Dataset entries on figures
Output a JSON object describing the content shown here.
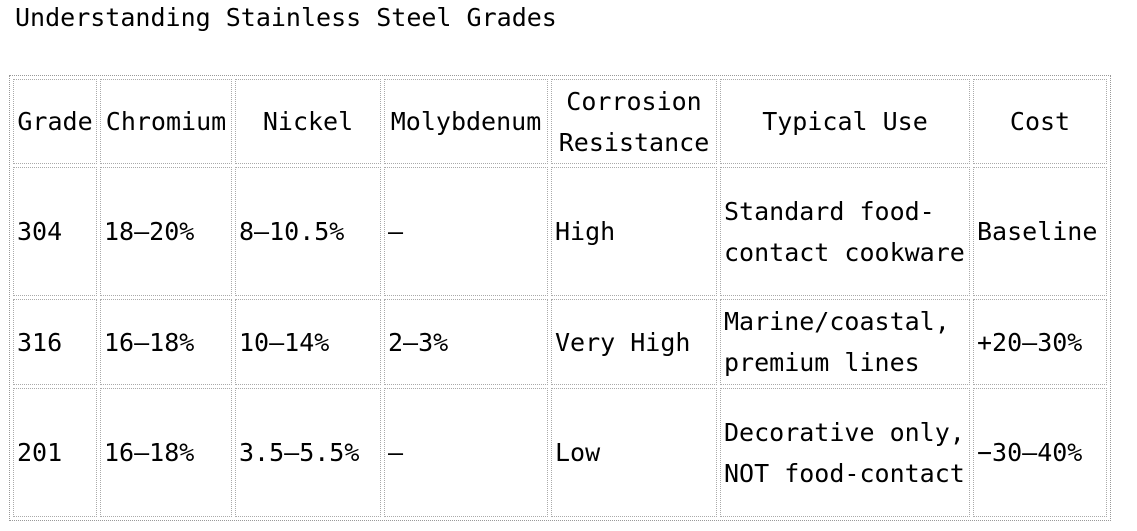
{
  "header": {
    "title": "Understanding Stainless Steel Grades"
  },
  "table": {
    "columns": [
      "Grade",
      "Chromium",
      "Nickel",
      "Molybdenum",
      "Corrosion Resistance",
      "Typical Use",
      "Cost"
    ],
    "rows": [
      [
        "304",
        "18–20%",
        "8–10.5%",
        "—",
        "High",
        "Standard food-contact cookware",
        "Baseline"
      ],
      [
        "316",
        "16–18%",
        "10–14%",
        "2–3%",
        "Very High",
        "Marine/coastal, premium lines",
        "+20–30%"
      ],
      [
        "201",
        "16–18%",
        "3.5–5.5%",
        "—",
        "Low",
        "Decorative only, NOT food-contact",
        "−30–40%"
      ]
    ]
  }
}
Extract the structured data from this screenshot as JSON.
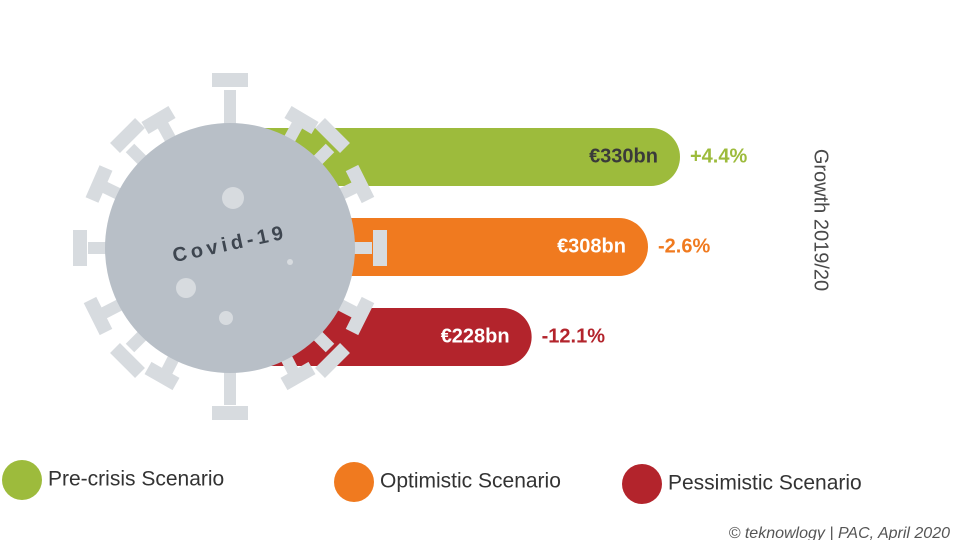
{
  "chart_data": {
    "type": "bar",
    "title": "Covid-19",
    "categories": [
      "Pre-crisis Scenario",
      "Optimistic Scenario",
      "Pessimistic Scenario"
    ],
    "values": [
      330,
      308,
      228
    ],
    "value_labels": [
      "€330bn",
      "€308bn",
      "€228bn"
    ],
    "colors": [
      "#9dbb3c",
      "#f07a1f",
      "#b3242c"
    ],
    "growth": {
      "title": "Growth 2019/20",
      "values": [
        4.4,
        -2.6,
        -12.1
      ],
      "value_labels": [
        "+4.4%",
        "-2.6%",
        "-12.1%"
      ]
    },
    "source": "© teknowlogy | PAC, April 2020"
  }
}
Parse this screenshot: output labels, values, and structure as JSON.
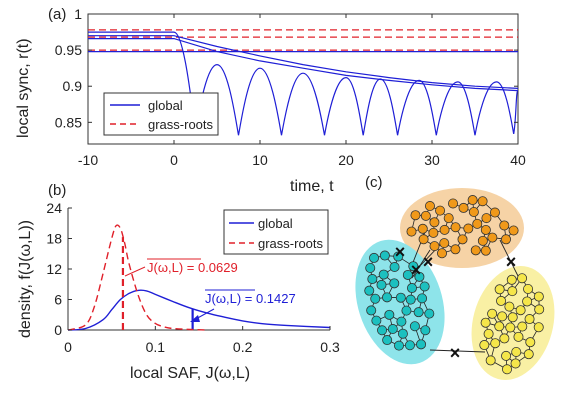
{
  "chart_data": [
    {
      "panel": "(a)",
      "type": "line",
      "xlabel": "time, t",
      "ylabel": "local sync, r(t)",
      "xlim": [
        -10,
        40
      ],
      "ylim": [
        0.82,
        1.0
      ],
      "xticks": [
        "-10",
        "0",
        "10",
        "20",
        "30",
        "40"
      ],
      "yticks": [
        "0.85",
        "0.9",
        "0.95",
        "1"
      ],
      "grid": false,
      "legend_position": "bottom-left",
      "series": [
        {
          "name": "global",
          "color": "#1f1fd6",
          "dash": "solid",
          "description_of_lines": [
            "upper",
            "middle",
            "lower",
            "oscillating"
          ],
          "upper": {
            "x": [
              -10,
              0,
              5,
              10,
              15,
              20,
              25,
              30,
              35,
              40
            ],
            "y": [
              0.97,
              0.97,
              0.955,
              0.942,
              0.93,
              0.92,
              0.912,
              0.905,
              0.9,
              0.897
            ]
          },
          "middle": {
            "x": [
              -10,
              0,
              5,
              10,
              15,
              20,
              25,
              30,
              35,
              40
            ],
            "y": [
              0.966,
              0.966,
              0.948,
              0.935,
              0.925,
              0.915,
              0.908,
              0.902,
              0.897,
              0.894
            ]
          },
          "lower": {
            "x": [
              -10,
              0,
              40
            ],
            "y": [
              0.948,
              0.948,
              0.948
            ]
          },
          "oscillating": {
            "start": [
              -10,
              0.975
            ],
            "step_time": 0,
            "minima_t": [
              2.5,
              7.5,
              12.5,
              17.5,
              22.0,
              26.0,
              30.5,
              35.0,
              39.5
            ],
            "minima_r": [
              0.838,
              0.832,
              0.832,
              0.832,
              0.832,
              0.832,
              0.832,
              0.832,
              0.834
            ],
            "peaks_t": [
              0,
              5.0,
              10.0,
              15.0,
              20.0,
              24.0,
              28.5,
              33.0,
              37.5
            ],
            "peaks_r": [
              0.975,
              0.93,
              0.925,
              0.918,
              0.912,
              0.91,
              0.908,
              0.906,
              0.906
            ]
          }
        },
        {
          "name": "grass-roots",
          "color": "#e0202a",
          "dash": "dashed",
          "lines": [
            {
              "x": [
                -10,
                40
              ],
              "y": [
                0.978,
                0.978
              ]
            },
            {
              "x": [
                -10,
                40
              ],
              "y": [
                0.968,
                0.968
              ]
            },
            {
              "x": [
                -10,
                40
              ],
              "y": [
                0.95,
                0.95
              ]
            }
          ]
        }
      ]
    },
    {
      "panel": "(b)",
      "type": "line",
      "xlabel": "local SAF, J(ω,L)",
      "ylabel": "density, f(J(ω,L))",
      "xlim": [
        0,
        0.3
      ],
      "ylim": [
        0,
        24
      ],
      "xticks": [
        "0",
        "0.1",
        "0.2",
        "0.3"
      ],
      "yticks": [
        "0",
        "6",
        "12",
        "18",
        "24"
      ],
      "grid": false,
      "legend_position": "top-right",
      "series": [
        {
          "name": "global",
          "color": "#1f1fd6",
          "dash": "solid",
          "x": [
            0.0,
            0.02,
            0.04,
            0.05,
            0.06,
            0.07,
            0.08,
            0.09,
            0.1,
            0.12,
            0.14,
            0.16,
            0.18,
            0.2,
            0.22,
            0.25,
            0.3
          ],
          "y": [
            0.0,
            0.3,
            2.0,
            4.0,
            6.0,
            7.2,
            7.8,
            7.7,
            7.0,
            5.6,
            4.3,
            3.3,
            2.5,
            1.8,
            1.3,
            0.9,
            0.5
          ],
          "mean": 0.1427
        },
        {
          "name": "grass-roots",
          "color": "#e0202a",
          "dash": "dashed",
          "x": [
            0.0,
            0.02,
            0.03,
            0.04,
            0.05,
            0.055,
            0.06,
            0.065,
            0.07,
            0.08,
            0.09,
            0.1,
            0.11,
            0.12,
            0.14,
            0.16
          ],
          "y": [
            0.0,
            1.0,
            4.5,
            11.0,
            18.0,
            20.5,
            20.0,
            17.0,
            13.0,
            7.0,
            3.0,
            1.3,
            0.6,
            0.3,
            0.1,
            0.0
          ],
          "mean": 0.0629
        }
      ],
      "annotations": [
        {
          "text": "J(ω,L) = 0.0629",
          "color": "#e0202a"
        },
        {
          "text": "J(ω,L) = 0.1427",
          "color": "#1f1fd6"
        }
      ]
    },
    {
      "panel": "(c)",
      "type": "network",
      "clusters": [
        {
          "color": "#f0991a",
          "bg": "#f6d3a6"
        },
        {
          "color": "#1cc0bf",
          "bg": "#8ee4ea"
        },
        {
          "color": "#f5e64a",
          "bg": "#f9f0a4"
        }
      ],
      "cut_marker": "×"
    }
  ]
}
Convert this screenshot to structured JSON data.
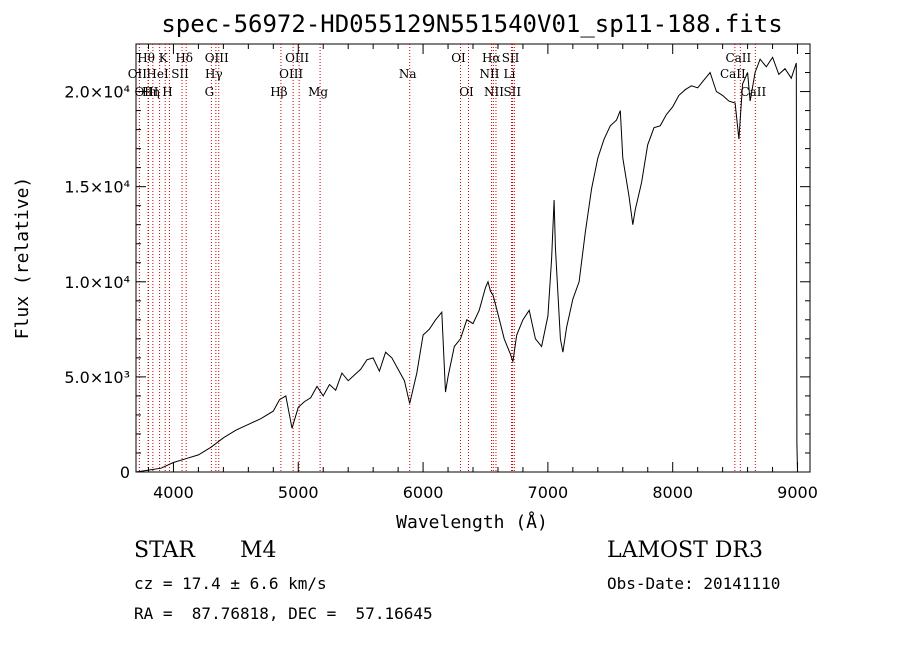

• [Your goal] Restate the whole listing above exactly, except for its images.

• [Exercise response]
Output a JSON object describing the content shown here.
{
  "header": {
    "title": "Understanding Stainless Steel Grades"
  },
  "table": {
    "columns": [
      "Grade",
      "Chromium",
      "Nickel",
      "Molybdenum",
      "Corrosion Resistance",
      "Typical Use",
      "Cost"
    ],
    "rows": [
      [
        "304",
        "18–20%",
        "8–10.5%",
        "—",
        "High",
        "Standard food-contact cookware",
        "Baseline"
      ],
      [
        "316",
        "16–18%",
        "10–14%",
        "2–3%",
        "Very High",
        "Marine/coastal, premium lines",
        "+20–30%"
      ],
      [
        "201",
        "16–18%",
        "3.5–5.5%",
        "—",
        "Low",
        "Decorative only, NOT food-contact",
        "−30–40%"
      ]
    ]
  }
}
Extract the structured data from this screenshot as JSON.
{
  "chart_data": {
    "type": "bar",
    "title": "Covid-19",
    "categories": [
      "Pre-crisis Scenario",
      "Optimistic Scenario",
      "Pessimistic Scenario"
    ],
    "values": [
      330,
      308,
      228
    ],
    "value_labels": [
      "€330bn",
      "€308bn",
      "€228bn"
    ],
    "colors": [
      "#9dbb3c",
      "#f07a1f",
      "#b3242c"
    ],
    "growth": {
      "title": "Growth 2019/20",
      "values": [
        4.4,
        -2.6,
        -12.1
      ],
      "value_labels": [
        "+4.4%",
        "-2.6%",
        "-12.1%"
      ]
    },
    "source": "© teknowlogy | PAC, April 2020"
  }
}
Parse this screenshot: output labels, values, and structure as JSON.
{
  "chart_data": [
    {
      "panel": "(a)",
      "type": "line",
      "xlabel": "time, t",
      "ylabel": "local sync, r(t)",
      "xlim": [
        -10,
        40
      ],
      "ylim": [
        0.82,
        1.0
      ],
      "xticks": [
        "-10",
        "0",
        "10",
        "20",
        "30",
        "40"
      ],
      "yticks": [
        "0.85",
        "0.9",
        "0.95",
        "1"
      ],
      "grid": false,
      "legend_position": "bottom-left",
      "series": [
        {
          "name": "global",
          "color": "#1f1fd6",
          "dash": "solid",
          "description_of_lines": [
            "upper",
            "middle",
            "lower",
            "oscillating"
          ],
          "upper": {
            "x": [
              -10,
              0,
              5,
              10,
              15,
              20,
              25,
              30,
              35,
              40
            ],
            "y": [
              0.97,
              0.97,
              0.955,
              0.942,
              0.93,
              0.92,
              0.912,
              0.905,
              0.9,
              0.897
            ]
          },
          "middle": {
            "x": [
              -10,
              0,
              5,
              10,
              15,
              20,
              25,
              30,
              35,
              40
            ],
            "y": [
              0.966,
              0.966,
              0.948,
              0.935,
              0.925,
              0.915,
              0.908,
              0.902,
              0.897,
              0.894
            ]
          },
          "lower": {
            "x": [
              -10,
              0,
              40
            ],
            "y": [
              0.948,
              0.948,
              0.948
            ]
          },
          "oscillating": {
            "start": [
              -10,
              0.975
            ],
            "step_time": 0,
            "minima_t": [
              2.5,
              7.5,
              12.5,
              17.5,
              22.0,
              26.0,
              30.5,
              35.0,
              39.5
            ],
            "minima_r": [
              0.838,
              0.832,
              0.832,
              0.832,
              0.832,
              0.832,
              0.832,
              0.832,
              0.834
            ],
            "peaks_t": [
              0,
              5.0,
              10.0,
              15.0,
              20.0,
              24.0,
              28.5,
              33.0,
              37.5
            ],
            "peaks_r": [
              0.975,
              0.93,
              0.925,
              0.918,
              0.912,
              0.91,
              0.908,
              0.906,
              0.906
            ]
          }
        },
        {
          "name": "grass-roots",
          "color": "#e0202a",
          "dash": "dashed",
          "lines": [
            {
              "x": [
                -10,
                40
              ],
              "y": [
                0.978,
                0.978
              ]
            },
            {
              "x": [
                -10,
                40
              ],
              "y": [
                0.968,
                0.968
              ]
            },
            {
              "x": [
                -10,
                40
              ],
              "y": [
                0.95,
                0.95
              ]
            }
          ]
        }
      ]
    },
    {
      "panel": "(b)",
      "type": "line",
      "xlabel": "local SAF, J(ω,L)",
      "ylabel": "density, f(J(ω,L))",
      "xlim": [
        0,
        0.3
      ],
      "ylim": [
        0,
        24
      ],
      "xticks": [
        "0",
        "0.1",
        "0.2",
        "0.3"
      ],
      "yticks": [
        "0",
        "6",
        "12",
        "18",
        "24"
      ],
      "grid": false,
      "legend_position": "top-right",
      "series": [
        {
          "name": "global",
          "color": "#1f1fd6",
          "dash": "solid",
          "x": [
            0.0,
            0.02,
            0.04,
            0.05,
            0.06,
            0.07,
            0.08,
            0.09,
            0.1,
            0.12,
            0.14,
            0.16,
            0.18,
            0.2,
            0.22,
            0.25,
            0.3
          ],
          "y": [
            0.0,
            0.3,
            2.0,
            4.0,
            6.0,
            7.2,
            7.8,
            7.7,
            7.0,
            5.6,
            4.3,
            3.3,
            2.5,
            1.8,
            1.3,
            0.9,
            0.5
          ],
          "mean": 0.1427
        },
        {
          "name": "grass-roots",
          "color": "#e0202a",
          "dash": "dashed",
          "x": [
            0.0,
            0.02,
            0.03,
            0.04,
            0.05,
            0.055,
            0.06,
            0.065,
            0.07,
            0.08,
            0.09,
            0.1,
            0.11,
            0.12,
            0.14,
            0.16
          ],
          "y": [
            0.0,
            1.0,
            4.5,
            11.0,
            18.0,
            20.5,
            20.0,
            17.0,
            13.0,
            7.0,
            3.0,
            1.3,
            0.6,
            0.3,
            0.1,
            0.0
          ],
          "mean": 0.0629
        }
      ],
      "annotations": [
        {
          "text": "J(ω,L) = 0.0629",
          "color": "#e0202a"
        },
        {
          "text": "J(ω,L) = 0.1427",
          "color": "#1f1fd6"
        }
      ]
    },
    {
      "panel": "(c)",
      "type": "network",
      "clusters": [
        {
          "color": "#f0991a",
          "bg": "#f6d3a6"
        },
        {
          "color": "#1cc0bf",
          "bg": "#8ee4ea"
        },
        {
          "color": "#f5e64a",
          "bg": "#f9f0a4"
        }
      ],
      "cut_marker": "×"
    }
  ]
}
Convert this screenshot to structured JSON data.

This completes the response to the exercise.